____ Task inputs
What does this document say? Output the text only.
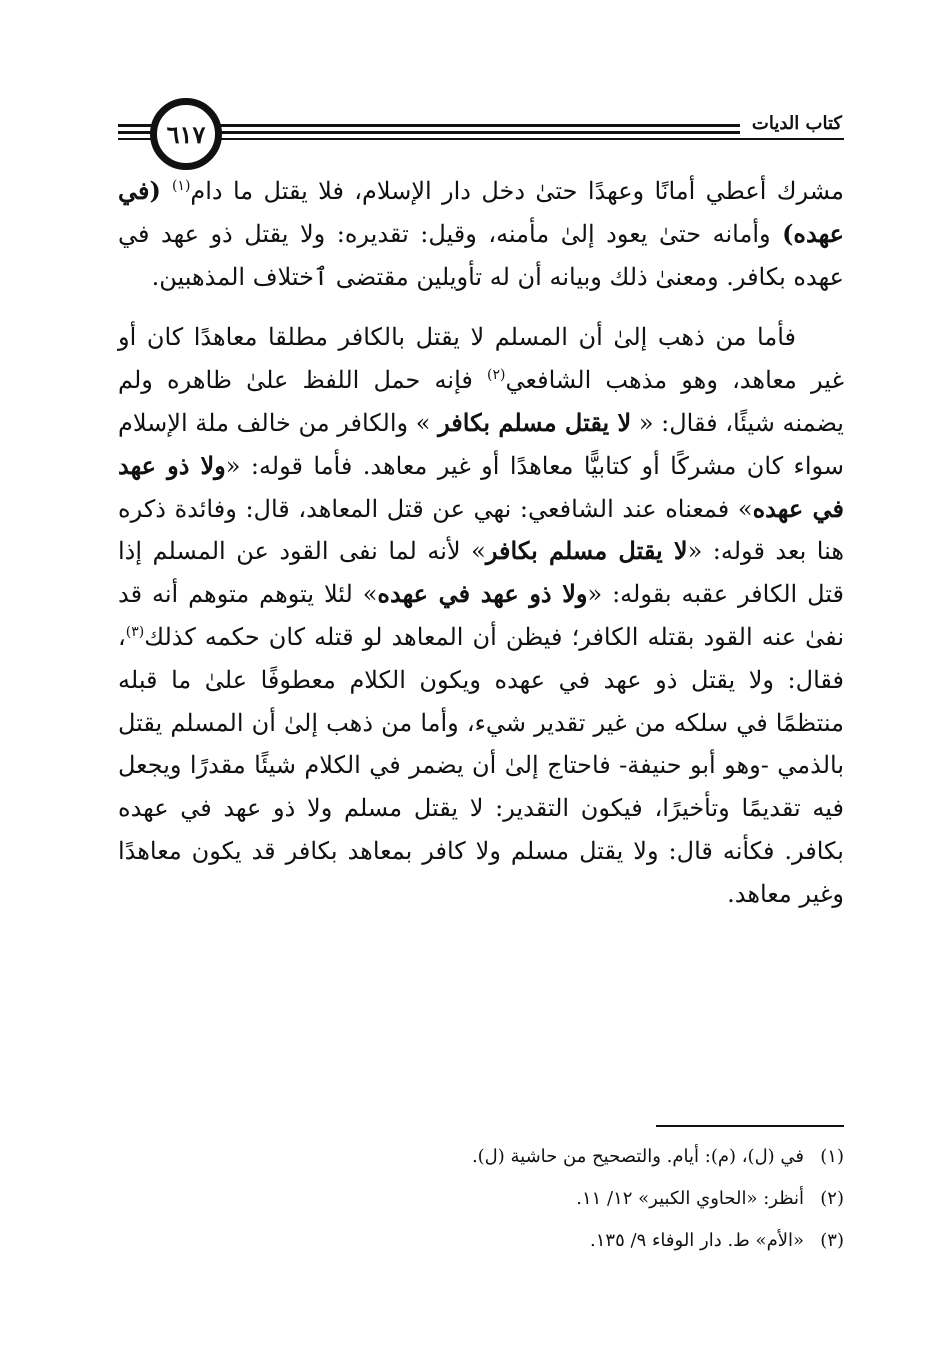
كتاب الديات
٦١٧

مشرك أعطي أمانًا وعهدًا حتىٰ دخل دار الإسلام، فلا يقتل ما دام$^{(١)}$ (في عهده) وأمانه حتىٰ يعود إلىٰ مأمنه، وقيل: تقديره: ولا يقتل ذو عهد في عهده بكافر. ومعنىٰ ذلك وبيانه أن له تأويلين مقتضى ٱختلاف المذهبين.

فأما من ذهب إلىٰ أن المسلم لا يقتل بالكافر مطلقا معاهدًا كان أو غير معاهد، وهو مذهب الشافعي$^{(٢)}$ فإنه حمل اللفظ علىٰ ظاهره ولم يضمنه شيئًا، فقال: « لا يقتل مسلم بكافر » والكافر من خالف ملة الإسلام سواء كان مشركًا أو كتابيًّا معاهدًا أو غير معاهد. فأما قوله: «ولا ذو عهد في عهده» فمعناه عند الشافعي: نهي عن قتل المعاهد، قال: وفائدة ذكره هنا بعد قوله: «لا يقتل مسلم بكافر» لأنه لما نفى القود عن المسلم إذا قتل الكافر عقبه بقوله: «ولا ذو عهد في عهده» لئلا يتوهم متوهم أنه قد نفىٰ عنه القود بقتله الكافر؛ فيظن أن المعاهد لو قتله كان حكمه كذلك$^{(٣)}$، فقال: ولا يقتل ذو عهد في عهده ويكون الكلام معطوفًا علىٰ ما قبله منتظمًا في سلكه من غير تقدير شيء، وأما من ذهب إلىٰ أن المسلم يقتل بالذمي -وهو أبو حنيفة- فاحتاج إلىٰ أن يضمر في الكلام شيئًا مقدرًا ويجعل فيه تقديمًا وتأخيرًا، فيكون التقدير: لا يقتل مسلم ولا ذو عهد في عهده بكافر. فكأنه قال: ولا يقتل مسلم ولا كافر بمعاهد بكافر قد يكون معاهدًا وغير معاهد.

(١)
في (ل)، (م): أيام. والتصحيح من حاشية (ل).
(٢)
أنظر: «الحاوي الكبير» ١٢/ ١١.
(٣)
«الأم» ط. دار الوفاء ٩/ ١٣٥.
________
____ Task inputs
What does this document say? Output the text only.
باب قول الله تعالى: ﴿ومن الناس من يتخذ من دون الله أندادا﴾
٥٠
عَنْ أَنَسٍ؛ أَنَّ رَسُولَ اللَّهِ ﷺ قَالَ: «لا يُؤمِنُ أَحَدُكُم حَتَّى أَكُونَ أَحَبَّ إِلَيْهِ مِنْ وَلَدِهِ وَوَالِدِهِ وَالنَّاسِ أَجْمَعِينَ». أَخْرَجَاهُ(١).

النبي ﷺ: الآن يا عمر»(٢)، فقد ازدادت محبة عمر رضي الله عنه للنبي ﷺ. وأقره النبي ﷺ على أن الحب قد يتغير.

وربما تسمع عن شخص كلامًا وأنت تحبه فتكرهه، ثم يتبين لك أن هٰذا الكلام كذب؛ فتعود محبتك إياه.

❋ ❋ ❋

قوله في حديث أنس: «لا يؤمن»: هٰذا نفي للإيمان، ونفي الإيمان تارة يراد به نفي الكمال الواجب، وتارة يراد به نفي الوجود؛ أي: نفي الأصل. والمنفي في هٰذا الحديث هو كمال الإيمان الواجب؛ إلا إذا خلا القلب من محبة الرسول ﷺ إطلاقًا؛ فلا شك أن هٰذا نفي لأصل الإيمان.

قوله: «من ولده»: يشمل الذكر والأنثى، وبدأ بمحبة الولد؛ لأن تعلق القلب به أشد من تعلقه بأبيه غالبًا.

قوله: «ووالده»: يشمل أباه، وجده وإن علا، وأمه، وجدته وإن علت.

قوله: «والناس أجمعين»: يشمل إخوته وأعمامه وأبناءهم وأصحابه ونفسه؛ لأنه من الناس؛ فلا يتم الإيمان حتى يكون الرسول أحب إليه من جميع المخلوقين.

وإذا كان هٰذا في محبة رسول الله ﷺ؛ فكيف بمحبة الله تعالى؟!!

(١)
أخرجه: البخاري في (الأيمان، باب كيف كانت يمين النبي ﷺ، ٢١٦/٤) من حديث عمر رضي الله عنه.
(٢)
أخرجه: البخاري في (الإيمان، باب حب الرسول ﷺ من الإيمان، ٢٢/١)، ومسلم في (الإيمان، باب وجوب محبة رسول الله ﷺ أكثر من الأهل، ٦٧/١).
________
____ Task inputs
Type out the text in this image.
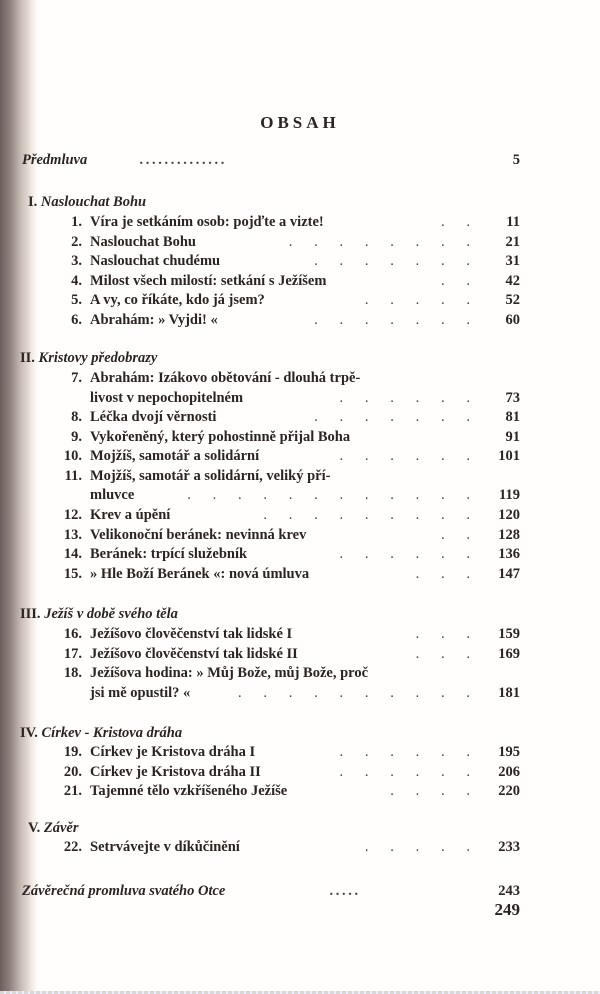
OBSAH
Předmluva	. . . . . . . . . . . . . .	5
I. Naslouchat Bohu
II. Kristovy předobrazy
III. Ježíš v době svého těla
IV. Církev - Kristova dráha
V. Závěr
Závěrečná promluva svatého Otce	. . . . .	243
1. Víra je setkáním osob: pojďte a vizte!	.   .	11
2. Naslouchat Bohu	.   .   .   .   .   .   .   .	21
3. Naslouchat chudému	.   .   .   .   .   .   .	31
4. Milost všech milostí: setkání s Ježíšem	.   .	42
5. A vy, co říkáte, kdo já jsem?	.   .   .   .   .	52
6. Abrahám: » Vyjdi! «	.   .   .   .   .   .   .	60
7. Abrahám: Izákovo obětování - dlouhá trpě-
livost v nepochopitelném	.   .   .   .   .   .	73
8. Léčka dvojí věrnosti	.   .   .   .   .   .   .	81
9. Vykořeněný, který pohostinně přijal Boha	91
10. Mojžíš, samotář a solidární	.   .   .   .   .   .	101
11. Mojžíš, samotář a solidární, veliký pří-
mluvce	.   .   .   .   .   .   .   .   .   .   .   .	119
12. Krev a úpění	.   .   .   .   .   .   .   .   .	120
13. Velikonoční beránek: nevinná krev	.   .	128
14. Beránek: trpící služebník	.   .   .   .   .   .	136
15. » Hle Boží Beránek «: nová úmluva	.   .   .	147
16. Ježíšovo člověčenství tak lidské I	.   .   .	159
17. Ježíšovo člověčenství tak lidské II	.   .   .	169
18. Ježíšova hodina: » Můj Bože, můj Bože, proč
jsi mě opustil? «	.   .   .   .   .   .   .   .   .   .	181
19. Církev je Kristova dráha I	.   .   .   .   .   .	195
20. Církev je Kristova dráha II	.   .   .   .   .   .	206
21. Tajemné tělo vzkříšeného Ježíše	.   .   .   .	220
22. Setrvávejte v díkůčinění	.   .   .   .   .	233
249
________
▸ **Your goal**: Filter the records down to the lines that contain the string "Mojžíš", and copy those lines.

▸ **Expected output**:
10. Mojžíš, samotář a solidární	.   .   .   .   .   .	101
11. Mojžíš, samotář a solidární, veliký pří-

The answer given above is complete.